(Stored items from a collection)
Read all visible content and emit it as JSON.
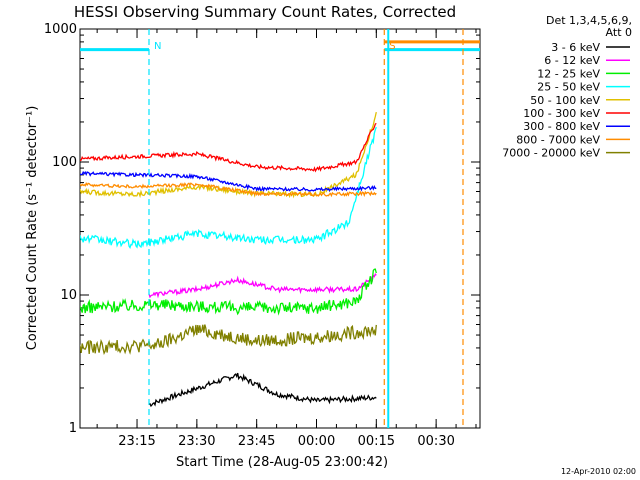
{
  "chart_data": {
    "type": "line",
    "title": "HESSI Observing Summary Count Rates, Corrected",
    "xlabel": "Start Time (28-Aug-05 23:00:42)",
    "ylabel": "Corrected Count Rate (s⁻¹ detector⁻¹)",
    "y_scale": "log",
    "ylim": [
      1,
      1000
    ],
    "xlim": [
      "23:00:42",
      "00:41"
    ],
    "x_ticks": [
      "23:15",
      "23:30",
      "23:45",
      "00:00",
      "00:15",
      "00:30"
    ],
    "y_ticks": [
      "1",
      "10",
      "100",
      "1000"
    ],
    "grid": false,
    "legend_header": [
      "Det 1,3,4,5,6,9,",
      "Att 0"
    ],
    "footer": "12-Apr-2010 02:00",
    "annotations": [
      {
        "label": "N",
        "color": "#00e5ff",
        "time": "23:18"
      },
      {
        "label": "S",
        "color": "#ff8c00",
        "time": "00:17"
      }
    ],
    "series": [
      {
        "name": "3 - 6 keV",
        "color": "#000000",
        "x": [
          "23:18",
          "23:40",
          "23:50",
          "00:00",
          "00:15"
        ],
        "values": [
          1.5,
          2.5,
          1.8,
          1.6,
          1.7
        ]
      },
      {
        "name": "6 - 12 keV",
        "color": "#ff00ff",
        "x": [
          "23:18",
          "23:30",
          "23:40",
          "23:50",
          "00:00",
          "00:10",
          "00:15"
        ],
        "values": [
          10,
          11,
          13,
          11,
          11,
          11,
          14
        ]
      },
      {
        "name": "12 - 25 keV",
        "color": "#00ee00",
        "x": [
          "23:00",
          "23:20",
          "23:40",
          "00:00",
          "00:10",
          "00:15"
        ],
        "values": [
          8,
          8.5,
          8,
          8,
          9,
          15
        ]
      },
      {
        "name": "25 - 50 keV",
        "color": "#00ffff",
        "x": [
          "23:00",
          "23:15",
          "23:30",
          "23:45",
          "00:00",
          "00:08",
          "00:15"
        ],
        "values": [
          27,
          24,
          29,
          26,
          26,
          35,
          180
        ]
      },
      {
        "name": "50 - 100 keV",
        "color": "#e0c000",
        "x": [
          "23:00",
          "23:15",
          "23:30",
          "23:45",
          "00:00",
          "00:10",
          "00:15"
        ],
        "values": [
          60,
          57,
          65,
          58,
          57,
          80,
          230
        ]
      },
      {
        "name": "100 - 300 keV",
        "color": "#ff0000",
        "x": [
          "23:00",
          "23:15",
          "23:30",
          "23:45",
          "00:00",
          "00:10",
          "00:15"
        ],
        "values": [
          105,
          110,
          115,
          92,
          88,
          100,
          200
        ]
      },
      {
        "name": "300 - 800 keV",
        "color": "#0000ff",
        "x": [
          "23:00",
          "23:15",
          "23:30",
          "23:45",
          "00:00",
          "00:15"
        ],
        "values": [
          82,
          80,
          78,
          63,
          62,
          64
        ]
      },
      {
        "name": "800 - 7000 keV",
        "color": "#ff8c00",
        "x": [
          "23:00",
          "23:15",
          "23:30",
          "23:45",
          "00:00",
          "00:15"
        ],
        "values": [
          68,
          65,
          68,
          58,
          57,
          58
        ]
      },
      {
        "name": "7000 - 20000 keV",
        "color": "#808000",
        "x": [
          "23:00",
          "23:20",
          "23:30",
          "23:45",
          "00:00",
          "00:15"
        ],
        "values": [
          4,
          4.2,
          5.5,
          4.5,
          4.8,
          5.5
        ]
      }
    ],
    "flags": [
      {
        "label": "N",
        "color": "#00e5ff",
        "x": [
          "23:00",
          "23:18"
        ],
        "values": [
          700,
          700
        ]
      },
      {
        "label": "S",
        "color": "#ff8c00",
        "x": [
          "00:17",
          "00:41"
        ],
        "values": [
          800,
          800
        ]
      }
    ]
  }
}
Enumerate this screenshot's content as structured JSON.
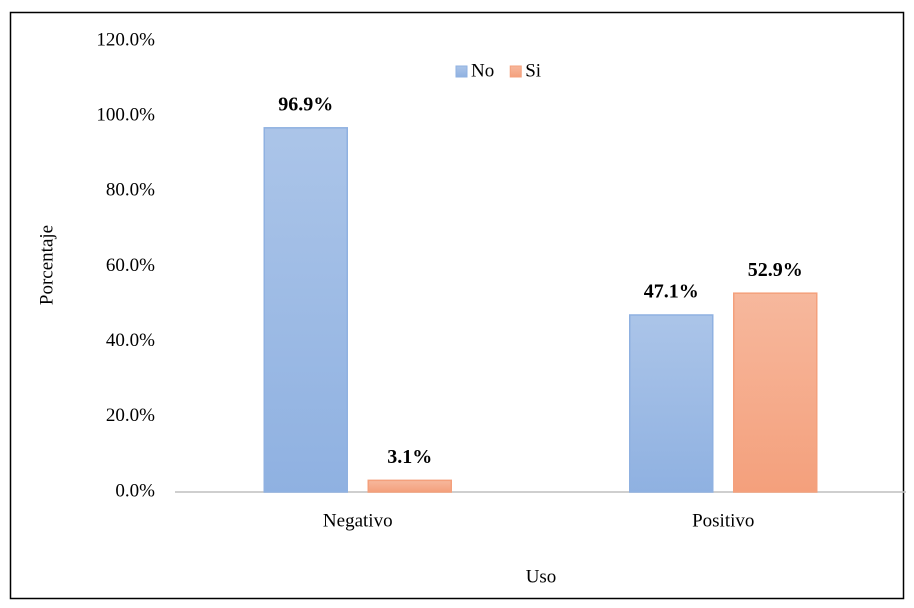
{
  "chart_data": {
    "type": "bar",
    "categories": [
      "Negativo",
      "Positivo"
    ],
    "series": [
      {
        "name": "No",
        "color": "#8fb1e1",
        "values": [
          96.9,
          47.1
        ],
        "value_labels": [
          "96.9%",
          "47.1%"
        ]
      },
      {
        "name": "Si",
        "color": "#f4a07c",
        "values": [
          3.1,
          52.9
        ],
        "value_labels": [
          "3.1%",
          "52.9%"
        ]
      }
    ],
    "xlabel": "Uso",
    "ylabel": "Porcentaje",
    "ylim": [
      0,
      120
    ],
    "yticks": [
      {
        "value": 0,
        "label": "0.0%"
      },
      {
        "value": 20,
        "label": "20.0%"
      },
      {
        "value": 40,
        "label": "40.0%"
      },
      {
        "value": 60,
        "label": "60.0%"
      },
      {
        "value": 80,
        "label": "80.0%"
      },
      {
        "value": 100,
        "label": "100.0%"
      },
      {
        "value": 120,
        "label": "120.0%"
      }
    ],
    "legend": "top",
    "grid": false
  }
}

* [EXERCISE DETAILS]
Will you repeat the material above, but only from the line containing "Enumerate this screenshot's" through its last line, exactly and without the pictures?

* [RESULT OF THE TASK]
Enumerate this screenshot's content as structured JSON.
{
  "chart_data": {
    "type": "bar",
    "categories": [
      "Negativo",
      "Positivo"
    ],
    "series": [
      {
        "name": "No",
        "color": "#8fb1e1",
        "values": [
          96.9,
          47.1
        ],
        "value_labels": [
          "96.9%",
          "47.1%"
        ]
      },
      {
        "name": "Si",
        "color": "#f4a07c",
        "values": [
          3.1,
          52.9
        ],
        "value_labels": [
          "3.1%",
          "52.9%"
        ]
      }
    ],
    "xlabel": "Uso",
    "ylabel": "Porcentaje",
    "ylim": [
      0,
      120
    ],
    "yticks": [
      {
        "value": 0,
        "label": "0.0%"
      },
      {
        "value": 20,
        "label": "20.0%"
      },
      {
        "value": 40,
        "label": "40.0%"
      },
      {
        "value": 60,
        "label": "60.0%"
      },
      {
        "value": 80,
        "label": "80.0%"
      },
      {
        "value": 100,
        "label": "100.0%"
      },
      {
        "value": 120,
        "label": "120.0%"
      }
    ],
    "legend": "top",
    "grid": false
  }
}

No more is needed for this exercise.